Description of the task
Check each line of the entries below for the string "JSON"; copy every line where it appears.

>> begin Given data

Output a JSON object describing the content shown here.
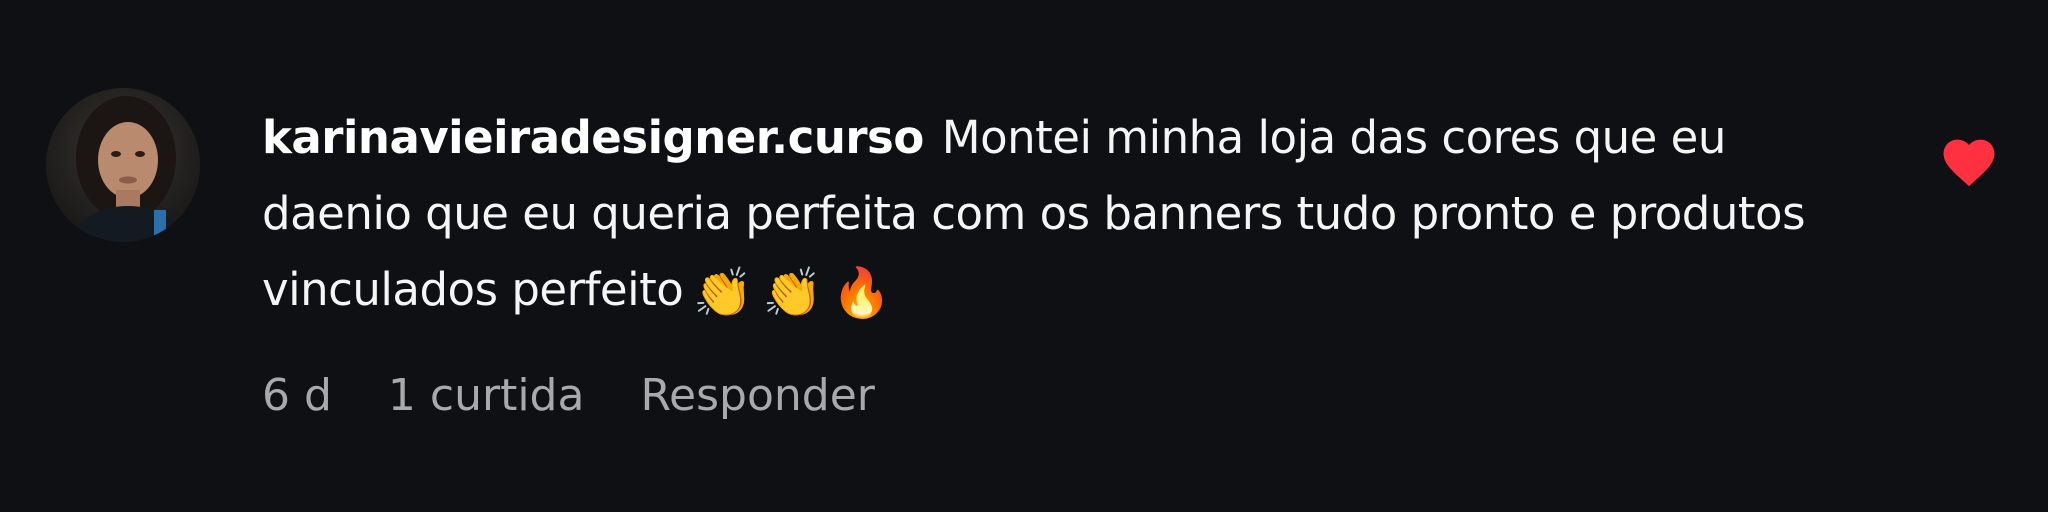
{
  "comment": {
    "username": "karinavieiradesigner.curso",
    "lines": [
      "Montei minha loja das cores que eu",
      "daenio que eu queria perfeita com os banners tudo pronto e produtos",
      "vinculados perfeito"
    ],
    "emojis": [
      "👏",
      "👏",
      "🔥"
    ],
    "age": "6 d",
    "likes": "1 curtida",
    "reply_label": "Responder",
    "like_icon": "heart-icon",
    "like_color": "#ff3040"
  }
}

>> end Given data
>> begin Given data

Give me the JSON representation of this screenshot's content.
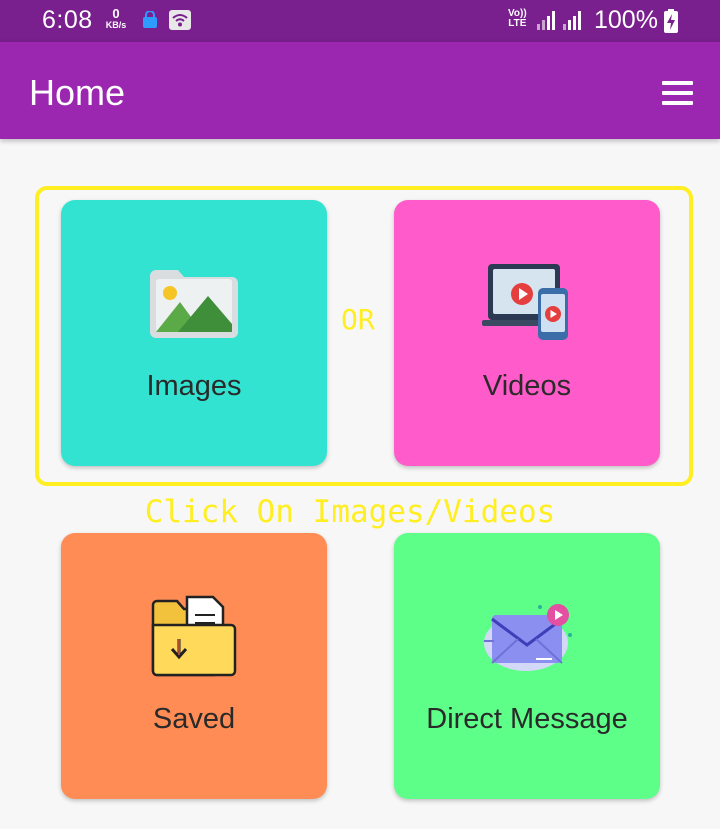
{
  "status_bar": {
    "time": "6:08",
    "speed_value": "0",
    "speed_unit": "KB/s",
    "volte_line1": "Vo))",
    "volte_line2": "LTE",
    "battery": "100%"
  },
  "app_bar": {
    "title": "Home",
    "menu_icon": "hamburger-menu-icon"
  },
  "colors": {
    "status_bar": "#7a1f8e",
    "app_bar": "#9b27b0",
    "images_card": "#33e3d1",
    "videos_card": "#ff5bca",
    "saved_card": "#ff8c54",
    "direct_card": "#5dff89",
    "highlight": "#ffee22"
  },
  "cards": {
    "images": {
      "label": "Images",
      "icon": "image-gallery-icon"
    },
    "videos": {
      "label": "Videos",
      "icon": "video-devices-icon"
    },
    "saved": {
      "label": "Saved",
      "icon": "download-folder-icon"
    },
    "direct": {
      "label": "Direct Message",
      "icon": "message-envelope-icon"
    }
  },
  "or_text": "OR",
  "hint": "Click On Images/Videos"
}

>> end Given data

Correct output
Output a JSON object describing the content shown here.
Give me the JSON representation of this screenshot's content.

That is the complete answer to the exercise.